_Short task_
Of all the lines in the records, how many hold the word "JSON"? Answer with the number only.

===============

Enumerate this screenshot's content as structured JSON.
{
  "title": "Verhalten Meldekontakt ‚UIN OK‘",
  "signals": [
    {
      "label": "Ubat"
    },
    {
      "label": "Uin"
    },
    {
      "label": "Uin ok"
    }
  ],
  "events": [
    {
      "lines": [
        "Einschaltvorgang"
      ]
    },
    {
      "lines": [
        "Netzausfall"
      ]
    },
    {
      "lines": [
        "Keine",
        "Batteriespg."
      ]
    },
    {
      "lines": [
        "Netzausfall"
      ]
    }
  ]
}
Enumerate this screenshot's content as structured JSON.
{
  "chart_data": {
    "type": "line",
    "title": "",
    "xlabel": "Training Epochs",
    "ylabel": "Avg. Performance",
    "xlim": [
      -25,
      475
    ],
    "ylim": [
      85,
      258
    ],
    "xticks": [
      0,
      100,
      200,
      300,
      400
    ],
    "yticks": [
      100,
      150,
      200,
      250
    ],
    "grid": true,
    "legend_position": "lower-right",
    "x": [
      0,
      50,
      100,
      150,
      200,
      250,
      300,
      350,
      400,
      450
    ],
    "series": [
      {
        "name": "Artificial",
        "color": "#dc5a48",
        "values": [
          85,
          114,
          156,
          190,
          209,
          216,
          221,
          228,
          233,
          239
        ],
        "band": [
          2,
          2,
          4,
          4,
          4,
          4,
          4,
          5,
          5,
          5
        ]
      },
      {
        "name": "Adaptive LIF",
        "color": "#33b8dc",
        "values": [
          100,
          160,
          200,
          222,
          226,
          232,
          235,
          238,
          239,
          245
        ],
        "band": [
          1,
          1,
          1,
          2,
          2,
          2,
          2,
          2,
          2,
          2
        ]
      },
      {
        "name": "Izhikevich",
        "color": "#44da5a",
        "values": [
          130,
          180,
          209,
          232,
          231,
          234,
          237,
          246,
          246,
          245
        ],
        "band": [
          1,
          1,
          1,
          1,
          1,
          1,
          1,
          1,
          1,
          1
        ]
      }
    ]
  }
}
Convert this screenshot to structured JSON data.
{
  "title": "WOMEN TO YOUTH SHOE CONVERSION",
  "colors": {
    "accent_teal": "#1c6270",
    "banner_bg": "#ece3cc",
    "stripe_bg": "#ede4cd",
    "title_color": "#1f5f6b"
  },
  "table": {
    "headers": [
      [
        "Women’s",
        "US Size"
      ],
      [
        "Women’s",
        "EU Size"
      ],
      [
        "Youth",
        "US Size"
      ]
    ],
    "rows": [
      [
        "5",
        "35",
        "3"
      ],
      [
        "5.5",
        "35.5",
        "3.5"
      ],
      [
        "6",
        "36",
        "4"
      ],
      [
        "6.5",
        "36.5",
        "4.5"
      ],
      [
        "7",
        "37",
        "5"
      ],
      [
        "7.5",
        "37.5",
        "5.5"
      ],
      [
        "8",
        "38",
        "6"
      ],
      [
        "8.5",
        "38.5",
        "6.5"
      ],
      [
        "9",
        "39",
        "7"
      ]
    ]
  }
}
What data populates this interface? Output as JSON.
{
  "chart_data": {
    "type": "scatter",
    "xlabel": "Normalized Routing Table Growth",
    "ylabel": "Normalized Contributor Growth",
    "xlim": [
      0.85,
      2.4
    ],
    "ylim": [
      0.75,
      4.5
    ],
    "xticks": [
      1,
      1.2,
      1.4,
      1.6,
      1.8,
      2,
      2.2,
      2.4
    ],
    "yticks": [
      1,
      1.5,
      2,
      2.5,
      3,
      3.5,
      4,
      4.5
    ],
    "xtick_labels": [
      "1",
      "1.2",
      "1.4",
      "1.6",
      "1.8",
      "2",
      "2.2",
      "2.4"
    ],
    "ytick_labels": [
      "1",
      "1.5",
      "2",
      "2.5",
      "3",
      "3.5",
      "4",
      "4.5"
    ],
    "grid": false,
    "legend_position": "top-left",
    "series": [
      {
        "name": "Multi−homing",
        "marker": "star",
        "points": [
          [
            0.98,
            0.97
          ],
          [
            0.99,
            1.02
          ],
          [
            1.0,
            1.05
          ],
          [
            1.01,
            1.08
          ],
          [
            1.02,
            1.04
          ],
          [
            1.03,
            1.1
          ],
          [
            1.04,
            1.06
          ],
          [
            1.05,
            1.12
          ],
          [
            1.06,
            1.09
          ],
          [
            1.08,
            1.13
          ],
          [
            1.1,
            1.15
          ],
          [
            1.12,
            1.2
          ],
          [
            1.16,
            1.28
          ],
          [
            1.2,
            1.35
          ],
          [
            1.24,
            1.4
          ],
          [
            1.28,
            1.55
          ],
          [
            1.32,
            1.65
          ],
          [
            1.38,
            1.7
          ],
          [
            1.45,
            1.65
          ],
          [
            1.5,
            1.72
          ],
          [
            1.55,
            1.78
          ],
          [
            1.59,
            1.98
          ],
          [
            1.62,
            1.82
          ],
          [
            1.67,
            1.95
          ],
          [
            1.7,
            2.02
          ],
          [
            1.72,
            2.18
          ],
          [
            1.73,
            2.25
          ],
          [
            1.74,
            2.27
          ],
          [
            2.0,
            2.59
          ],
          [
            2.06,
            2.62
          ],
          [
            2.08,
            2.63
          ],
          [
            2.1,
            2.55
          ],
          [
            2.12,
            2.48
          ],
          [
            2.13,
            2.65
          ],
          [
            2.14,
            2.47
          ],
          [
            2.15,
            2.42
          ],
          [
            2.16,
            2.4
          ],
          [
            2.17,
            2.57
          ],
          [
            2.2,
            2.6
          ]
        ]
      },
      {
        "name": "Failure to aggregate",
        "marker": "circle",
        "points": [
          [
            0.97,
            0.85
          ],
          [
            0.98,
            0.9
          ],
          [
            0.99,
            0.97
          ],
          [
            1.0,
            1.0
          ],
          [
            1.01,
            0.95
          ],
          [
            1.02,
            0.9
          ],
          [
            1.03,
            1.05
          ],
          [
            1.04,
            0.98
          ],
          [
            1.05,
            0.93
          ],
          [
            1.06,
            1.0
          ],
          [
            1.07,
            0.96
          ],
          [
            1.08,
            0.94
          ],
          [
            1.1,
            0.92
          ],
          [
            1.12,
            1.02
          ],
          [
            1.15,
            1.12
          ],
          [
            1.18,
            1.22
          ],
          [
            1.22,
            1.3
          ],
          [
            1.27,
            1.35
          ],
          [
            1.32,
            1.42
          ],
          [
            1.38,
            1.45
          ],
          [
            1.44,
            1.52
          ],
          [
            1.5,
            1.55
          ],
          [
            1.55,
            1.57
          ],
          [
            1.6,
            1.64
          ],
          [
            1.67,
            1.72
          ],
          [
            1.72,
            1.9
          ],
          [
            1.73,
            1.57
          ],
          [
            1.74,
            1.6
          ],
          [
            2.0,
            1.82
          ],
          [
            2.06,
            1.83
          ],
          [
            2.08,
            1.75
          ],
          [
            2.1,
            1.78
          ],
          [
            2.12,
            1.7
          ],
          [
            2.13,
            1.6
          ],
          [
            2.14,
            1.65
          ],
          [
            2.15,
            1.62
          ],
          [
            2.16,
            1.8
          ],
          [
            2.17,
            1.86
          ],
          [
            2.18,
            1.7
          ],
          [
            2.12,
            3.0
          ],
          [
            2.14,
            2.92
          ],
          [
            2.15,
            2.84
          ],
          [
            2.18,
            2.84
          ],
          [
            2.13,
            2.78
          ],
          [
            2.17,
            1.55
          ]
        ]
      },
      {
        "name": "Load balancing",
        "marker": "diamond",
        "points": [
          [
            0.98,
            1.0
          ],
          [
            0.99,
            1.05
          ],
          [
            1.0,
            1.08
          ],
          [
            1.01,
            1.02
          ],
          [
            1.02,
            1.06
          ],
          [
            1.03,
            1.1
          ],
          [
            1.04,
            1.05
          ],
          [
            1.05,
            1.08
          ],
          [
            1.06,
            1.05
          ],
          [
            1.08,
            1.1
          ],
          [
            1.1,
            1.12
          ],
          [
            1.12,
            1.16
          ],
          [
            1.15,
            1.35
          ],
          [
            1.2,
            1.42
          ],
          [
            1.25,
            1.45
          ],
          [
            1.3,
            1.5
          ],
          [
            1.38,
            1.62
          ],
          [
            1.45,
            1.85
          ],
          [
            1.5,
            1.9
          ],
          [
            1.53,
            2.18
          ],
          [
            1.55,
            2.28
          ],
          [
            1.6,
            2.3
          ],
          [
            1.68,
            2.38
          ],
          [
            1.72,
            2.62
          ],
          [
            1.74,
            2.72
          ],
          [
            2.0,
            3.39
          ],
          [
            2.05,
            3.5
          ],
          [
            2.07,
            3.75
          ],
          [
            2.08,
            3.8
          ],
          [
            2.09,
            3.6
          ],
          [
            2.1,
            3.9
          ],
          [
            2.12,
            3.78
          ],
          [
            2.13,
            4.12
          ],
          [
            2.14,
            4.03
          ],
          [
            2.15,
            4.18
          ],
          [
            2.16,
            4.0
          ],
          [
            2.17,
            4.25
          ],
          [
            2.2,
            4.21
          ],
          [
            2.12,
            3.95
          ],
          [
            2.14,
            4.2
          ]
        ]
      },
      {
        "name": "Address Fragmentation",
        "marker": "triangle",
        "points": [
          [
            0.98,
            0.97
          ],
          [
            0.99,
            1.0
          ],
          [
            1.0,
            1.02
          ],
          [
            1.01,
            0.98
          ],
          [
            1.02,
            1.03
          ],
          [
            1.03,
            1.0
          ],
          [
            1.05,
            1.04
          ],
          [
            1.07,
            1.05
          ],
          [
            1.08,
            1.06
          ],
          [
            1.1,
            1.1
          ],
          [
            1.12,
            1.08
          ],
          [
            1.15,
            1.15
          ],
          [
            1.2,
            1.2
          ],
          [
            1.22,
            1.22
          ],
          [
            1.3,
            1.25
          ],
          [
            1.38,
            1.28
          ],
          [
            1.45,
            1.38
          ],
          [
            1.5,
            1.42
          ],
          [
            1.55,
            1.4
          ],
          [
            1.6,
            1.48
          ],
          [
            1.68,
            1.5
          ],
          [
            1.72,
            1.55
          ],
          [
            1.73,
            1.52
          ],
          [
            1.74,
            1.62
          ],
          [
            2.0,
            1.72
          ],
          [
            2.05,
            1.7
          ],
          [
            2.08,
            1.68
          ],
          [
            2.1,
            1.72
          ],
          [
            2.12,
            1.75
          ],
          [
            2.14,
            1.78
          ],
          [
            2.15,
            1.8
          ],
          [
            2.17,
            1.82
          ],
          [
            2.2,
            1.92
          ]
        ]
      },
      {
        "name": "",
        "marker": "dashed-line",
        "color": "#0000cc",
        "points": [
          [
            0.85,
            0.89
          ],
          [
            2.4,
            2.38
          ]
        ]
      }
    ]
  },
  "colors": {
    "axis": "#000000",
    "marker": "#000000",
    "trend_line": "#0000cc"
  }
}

===============

_Solution to the problem_
4